Below is a block of records; repeat each one exactly.

Stored data »
━━━

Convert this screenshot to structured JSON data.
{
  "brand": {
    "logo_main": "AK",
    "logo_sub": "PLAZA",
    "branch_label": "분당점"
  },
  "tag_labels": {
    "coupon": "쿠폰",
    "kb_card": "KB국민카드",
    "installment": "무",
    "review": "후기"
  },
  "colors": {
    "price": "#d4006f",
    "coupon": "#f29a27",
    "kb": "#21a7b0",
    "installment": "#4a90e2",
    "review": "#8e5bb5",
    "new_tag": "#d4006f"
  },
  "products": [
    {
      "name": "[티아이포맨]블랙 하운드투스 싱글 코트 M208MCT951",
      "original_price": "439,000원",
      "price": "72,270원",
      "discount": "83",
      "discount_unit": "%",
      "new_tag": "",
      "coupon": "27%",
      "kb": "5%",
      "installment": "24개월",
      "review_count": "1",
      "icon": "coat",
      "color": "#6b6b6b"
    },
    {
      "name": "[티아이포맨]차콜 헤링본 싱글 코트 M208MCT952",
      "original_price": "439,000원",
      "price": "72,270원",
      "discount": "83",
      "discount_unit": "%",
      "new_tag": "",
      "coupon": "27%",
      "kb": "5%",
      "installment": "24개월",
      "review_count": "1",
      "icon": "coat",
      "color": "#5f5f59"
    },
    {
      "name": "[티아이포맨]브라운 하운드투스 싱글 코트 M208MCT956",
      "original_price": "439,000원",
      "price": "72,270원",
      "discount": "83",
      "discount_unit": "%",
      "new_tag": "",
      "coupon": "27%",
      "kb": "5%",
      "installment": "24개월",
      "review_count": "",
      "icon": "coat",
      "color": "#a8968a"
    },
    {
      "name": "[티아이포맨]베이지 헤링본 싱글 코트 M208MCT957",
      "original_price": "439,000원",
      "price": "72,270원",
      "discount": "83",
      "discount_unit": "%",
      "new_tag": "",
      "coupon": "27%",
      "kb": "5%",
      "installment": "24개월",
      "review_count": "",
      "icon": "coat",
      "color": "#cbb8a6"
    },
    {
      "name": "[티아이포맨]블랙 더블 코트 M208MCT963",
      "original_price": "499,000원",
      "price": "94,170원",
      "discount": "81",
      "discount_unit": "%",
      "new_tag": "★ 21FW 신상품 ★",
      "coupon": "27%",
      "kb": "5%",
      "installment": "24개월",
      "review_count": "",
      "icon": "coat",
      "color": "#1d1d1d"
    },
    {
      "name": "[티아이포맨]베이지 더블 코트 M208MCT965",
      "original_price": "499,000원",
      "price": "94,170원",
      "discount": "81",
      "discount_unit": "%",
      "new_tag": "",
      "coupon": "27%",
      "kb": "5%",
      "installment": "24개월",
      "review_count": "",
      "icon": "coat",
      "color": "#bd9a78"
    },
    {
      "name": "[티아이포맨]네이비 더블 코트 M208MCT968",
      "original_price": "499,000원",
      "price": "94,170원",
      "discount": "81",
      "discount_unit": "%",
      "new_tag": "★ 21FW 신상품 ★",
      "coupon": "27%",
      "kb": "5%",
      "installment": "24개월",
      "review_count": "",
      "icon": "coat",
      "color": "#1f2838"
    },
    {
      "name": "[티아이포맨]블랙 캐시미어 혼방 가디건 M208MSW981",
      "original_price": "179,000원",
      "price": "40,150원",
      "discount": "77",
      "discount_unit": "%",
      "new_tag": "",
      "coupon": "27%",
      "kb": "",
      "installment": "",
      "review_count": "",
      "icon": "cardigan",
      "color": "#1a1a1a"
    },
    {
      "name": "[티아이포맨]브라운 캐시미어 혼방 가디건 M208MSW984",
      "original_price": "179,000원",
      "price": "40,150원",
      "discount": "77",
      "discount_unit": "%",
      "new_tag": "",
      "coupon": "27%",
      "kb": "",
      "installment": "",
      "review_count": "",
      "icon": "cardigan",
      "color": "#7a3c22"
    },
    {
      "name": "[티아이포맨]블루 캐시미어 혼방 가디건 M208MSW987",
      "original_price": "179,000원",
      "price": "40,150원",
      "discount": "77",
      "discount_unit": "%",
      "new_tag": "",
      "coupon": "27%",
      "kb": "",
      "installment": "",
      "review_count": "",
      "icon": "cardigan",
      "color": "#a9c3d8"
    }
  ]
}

━━━

RESULT BELOW »
Convert this screenshot to structured JSON data.
{
  "brand": {
    "logo_main": "AK",
    "logo_sub": "PLAZA",
    "branch_label": "분당점"
  },
  "tag_labels": {
    "coupon": "쿠폰",
    "kb_card": "KB국민카드",
    "installment": "무",
    "review": "후기"
  },
  "colors": {
    "price": "#d4006f",
    "coupon": "#f29a27",
    "kb": "#21a7b0",
    "installment": "#4a90e2",
    "review": "#8e5bb5",
    "new_tag": "#d4006f"
  },
  "products": [
    {
      "name": "[티아이포맨]블랙 하운드투스 싱글 코트 M208MCT951",
      "original_price": "439,000원",
      "price": "72,270원",
      "discount": "83",
      "discount_unit": "%",
      "new_tag": "",
      "coupon": "27%",
      "kb": "5%",
      "installment": "24개월",
      "review_count": "1",
      "icon": "coat",
      "color": "#6b6b6b"
    },
    {
      "name": "[티아이포맨]차콜 헤링본 싱글 코트 M208MCT952",
      "original_price": "439,000원",
      "price": "72,270원",
      "discount": "83",
      "discount_unit": "%",
      "new_tag": "",
      "coupon": "27%",
      "kb": "5%",
      "installment": "24개월",
      "review_count": "1",
      "icon": "coat",
      "color": "#5f5f59"
    },
    {
      "name": "[티아이포맨]브라운 하운드투스 싱글 코트 M208MCT956",
      "original_price": "439,000원",
      "price": "72,270원",
      "discount": "83",
      "discount_unit": "%",
      "new_tag": "",
      "coupon": "27%",
      "kb": "5%",
      "installment": "24개월",
      "review_count": "",
      "icon": "coat",
      "color": "#a8968a"
    },
    {
      "name": "[티아이포맨]베이지 헤링본 싱글 코트 M208MCT957",
      "original_price": "439,000원",
      "price": "72,270원",
      "discount": "83",
      "discount_unit": "%",
      "new_tag": "",
      "coupon": "27%",
      "kb": "5%",
      "installment": "24개월",
      "review_count": "",
      "icon": "coat",
      "color": "#cbb8a6"
    },
    {
      "name": "[티아이포맨]블랙 더블 코트 M208MCT963",
      "original_price": "499,000원",
      "price": "94,170원",
      "discount": "81",
      "discount_unit": "%",
      "new_tag": "★ 21FW 신상품 ★",
      "coupon": "27%",
      "kb": "5%",
      "installment": "24개월",
      "review_count": "",
      "icon": "coat",
      "color": "#1d1d1d"
    },
    {
      "name": "[티아이포맨]베이지 더블 코트 M208MCT965",
      "original_price": "499,000원",
      "price": "94,170원",
      "discount": "81",
      "discount_unit": "%",
      "new_tag": "",
      "coupon": "27%",
      "kb": "5%",
      "installment": "24개월",
      "review_count": "",
      "icon": "coat",
      "color": "#bd9a78"
    },
    {
      "name": "[티아이포맨]네이비 더블 코트 M208MCT968",
      "original_price": "499,000원",
      "price": "94,170원",
      "discount": "81",
      "discount_unit": "%",
      "new_tag": "★ 21FW 신상품 ★",
      "coupon": "27%",
      "kb": "5%",
      "installment": "24개월",
      "review_count": "",
      "icon": "coat",
      "color": "#1f2838"
    },
    {
      "name": "[티아이포맨]블랙 캐시미어 혼방 가디건 M208MSW981",
      "original_price": "179,000원",
      "price": "40,150원",
      "discount": "77",
      "discount_unit": "%",
      "new_tag": "",
      "coupon": "27%",
      "kb": "",
      "installment": "",
      "review_count": "",
      "icon": "cardigan",
      "color": "#1a1a1a"
    },
    {
      "name": "[티아이포맨]브라운 캐시미어 혼방 가디건 M208MSW984",
      "original_price": "179,000원",
      "price": "40,150원",
      "discount": "77",
      "discount_unit": "%",
      "new_tag": "",
      "coupon": "27%",
      "kb": "",
      "installment": "",
      "review_count": "",
      "icon": "cardigan",
      "color": "#7a3c22"
    },
    {
      "name": "[티아이포맨]블루 캐시미어 혼방 가디건 M208MSW987",
      "original_price": "179,000원",
      "price": "40,150원",
      "discount": "77",
      "discount_unit": "%",
      "new_tag": "",
      "coupon": "27%",
      "kb": "",
      "installment": "",
      "review_count": "",
      "icon": "cardigan",
      "color": "#a9c3d8"
    }
  ]
}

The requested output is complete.